[Extracted data entries]

_____

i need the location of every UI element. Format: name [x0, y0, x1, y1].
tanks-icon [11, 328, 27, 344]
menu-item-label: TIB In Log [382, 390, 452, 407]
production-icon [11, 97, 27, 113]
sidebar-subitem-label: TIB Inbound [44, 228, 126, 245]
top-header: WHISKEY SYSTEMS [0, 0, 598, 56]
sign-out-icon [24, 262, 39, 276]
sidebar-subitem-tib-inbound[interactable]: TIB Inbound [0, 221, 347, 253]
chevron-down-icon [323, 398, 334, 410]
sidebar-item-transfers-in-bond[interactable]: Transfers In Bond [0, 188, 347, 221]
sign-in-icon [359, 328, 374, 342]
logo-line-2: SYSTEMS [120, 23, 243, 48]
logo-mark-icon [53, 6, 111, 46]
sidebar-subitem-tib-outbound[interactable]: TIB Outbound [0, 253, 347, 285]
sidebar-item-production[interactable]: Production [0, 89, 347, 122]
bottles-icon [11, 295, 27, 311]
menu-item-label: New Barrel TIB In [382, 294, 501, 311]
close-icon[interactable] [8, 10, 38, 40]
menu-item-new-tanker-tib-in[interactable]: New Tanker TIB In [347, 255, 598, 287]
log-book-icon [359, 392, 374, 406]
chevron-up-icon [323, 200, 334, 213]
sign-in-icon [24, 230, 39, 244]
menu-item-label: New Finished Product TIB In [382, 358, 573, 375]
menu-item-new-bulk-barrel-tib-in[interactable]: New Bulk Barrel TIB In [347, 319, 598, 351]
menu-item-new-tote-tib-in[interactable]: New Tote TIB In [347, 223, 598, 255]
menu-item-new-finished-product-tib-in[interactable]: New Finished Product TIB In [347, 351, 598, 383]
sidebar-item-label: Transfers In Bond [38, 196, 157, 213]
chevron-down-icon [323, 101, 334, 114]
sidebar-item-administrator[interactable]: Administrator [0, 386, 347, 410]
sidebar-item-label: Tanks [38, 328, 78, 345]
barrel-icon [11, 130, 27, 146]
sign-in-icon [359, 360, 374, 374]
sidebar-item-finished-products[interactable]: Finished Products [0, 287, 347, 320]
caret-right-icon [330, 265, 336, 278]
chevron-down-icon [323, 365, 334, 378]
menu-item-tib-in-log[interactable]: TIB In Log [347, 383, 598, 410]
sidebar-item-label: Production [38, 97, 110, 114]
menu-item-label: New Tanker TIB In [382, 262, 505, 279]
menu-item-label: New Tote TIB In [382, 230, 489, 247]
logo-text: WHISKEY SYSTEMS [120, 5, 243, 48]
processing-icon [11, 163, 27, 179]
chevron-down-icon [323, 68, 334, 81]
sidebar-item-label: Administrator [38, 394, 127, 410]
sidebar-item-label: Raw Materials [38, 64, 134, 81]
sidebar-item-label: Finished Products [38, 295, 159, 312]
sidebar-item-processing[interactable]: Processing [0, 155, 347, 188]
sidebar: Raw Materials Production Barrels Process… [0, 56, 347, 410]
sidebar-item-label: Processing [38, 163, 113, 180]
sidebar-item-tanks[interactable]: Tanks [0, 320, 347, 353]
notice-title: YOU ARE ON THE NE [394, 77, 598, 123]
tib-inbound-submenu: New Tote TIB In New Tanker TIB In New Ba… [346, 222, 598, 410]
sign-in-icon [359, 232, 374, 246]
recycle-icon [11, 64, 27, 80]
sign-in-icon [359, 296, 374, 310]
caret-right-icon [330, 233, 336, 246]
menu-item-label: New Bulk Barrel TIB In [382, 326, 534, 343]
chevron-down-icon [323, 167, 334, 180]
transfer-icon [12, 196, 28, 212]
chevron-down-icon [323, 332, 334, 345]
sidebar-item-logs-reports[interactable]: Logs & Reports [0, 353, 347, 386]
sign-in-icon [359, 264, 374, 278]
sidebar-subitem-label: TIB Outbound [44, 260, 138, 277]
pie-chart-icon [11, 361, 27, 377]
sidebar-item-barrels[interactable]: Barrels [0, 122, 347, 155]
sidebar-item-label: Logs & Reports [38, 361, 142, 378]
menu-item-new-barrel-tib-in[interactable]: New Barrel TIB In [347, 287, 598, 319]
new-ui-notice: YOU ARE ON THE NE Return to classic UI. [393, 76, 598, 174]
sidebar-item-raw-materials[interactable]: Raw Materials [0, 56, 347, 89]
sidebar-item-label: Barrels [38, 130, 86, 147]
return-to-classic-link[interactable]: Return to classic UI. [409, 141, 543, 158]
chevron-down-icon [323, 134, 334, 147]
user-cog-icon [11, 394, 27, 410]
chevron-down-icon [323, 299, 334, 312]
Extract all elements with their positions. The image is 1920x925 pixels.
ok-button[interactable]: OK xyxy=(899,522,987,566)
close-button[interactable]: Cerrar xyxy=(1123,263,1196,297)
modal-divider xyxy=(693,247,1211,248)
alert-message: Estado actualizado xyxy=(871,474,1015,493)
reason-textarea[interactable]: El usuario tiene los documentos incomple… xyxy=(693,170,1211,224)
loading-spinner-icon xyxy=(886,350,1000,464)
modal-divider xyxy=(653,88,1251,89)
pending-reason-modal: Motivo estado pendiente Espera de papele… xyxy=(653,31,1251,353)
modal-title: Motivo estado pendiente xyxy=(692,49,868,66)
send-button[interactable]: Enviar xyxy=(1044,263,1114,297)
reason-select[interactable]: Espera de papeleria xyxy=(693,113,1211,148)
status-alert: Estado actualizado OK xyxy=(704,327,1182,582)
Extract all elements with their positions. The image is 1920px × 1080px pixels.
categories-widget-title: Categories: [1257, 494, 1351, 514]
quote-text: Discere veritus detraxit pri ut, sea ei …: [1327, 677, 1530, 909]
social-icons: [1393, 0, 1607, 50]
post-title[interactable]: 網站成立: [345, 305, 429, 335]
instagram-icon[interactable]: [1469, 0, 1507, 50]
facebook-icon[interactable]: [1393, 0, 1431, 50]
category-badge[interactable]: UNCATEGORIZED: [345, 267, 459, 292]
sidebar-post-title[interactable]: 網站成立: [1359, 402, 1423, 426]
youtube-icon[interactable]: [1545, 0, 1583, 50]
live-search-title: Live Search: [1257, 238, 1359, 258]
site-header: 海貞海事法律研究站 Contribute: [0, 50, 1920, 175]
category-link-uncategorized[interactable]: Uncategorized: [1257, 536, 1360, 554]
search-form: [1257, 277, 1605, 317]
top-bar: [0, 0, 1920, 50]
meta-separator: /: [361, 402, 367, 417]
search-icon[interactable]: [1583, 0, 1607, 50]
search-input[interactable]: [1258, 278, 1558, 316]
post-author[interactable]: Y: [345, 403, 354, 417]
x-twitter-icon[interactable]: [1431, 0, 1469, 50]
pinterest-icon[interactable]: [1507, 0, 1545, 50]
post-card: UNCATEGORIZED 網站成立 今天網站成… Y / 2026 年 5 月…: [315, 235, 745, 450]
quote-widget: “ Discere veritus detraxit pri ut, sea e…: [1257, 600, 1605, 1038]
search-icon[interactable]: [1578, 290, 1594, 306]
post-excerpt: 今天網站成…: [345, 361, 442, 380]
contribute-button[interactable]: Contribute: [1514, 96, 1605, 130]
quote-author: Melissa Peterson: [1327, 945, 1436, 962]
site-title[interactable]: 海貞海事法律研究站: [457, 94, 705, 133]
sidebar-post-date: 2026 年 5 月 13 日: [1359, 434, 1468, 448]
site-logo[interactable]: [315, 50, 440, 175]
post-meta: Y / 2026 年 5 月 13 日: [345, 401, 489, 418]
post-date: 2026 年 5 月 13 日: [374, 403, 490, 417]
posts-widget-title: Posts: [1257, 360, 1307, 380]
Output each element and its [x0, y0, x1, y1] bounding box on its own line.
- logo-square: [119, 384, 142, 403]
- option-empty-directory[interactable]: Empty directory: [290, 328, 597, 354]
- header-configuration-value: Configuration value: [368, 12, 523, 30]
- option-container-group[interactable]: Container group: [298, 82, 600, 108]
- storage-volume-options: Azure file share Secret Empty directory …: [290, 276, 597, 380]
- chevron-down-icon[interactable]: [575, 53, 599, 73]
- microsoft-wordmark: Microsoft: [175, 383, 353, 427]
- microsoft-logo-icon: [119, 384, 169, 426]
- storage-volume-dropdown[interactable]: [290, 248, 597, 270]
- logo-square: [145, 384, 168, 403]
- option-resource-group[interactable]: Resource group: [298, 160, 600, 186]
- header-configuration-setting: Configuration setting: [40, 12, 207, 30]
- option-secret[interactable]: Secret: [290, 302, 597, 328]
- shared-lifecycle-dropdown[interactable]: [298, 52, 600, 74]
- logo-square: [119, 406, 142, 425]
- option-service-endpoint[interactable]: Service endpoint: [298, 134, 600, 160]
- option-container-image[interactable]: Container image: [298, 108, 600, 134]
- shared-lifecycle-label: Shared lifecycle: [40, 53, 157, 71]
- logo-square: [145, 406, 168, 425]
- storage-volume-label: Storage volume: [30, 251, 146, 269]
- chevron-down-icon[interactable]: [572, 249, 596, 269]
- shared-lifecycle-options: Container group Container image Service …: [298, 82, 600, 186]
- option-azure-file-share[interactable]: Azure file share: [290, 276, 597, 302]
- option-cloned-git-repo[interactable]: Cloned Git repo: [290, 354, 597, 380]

_____

> _GOAL_
Copy the records word for word, starting at the beginning and ending with the line that contains "sign-out-icon [24, 262, 39, 276]".

> _TASK OUTPUT_
i need the location of every UI element. Format: name [x0, y0, x1, y1].
tanks-icon [11, 328, 27, 344]
menu-item-label: TIB In Log [382, 390, 452, 407]
production-icon [11, 97, 27, 113]
sidebar-subitem-label: TIB Inbound [44, 228, 126, 245]
top-header: WHISKEY SYSTEMS [0, 0, 598, 56]
sign-out-icon [24, 262, 39, 276]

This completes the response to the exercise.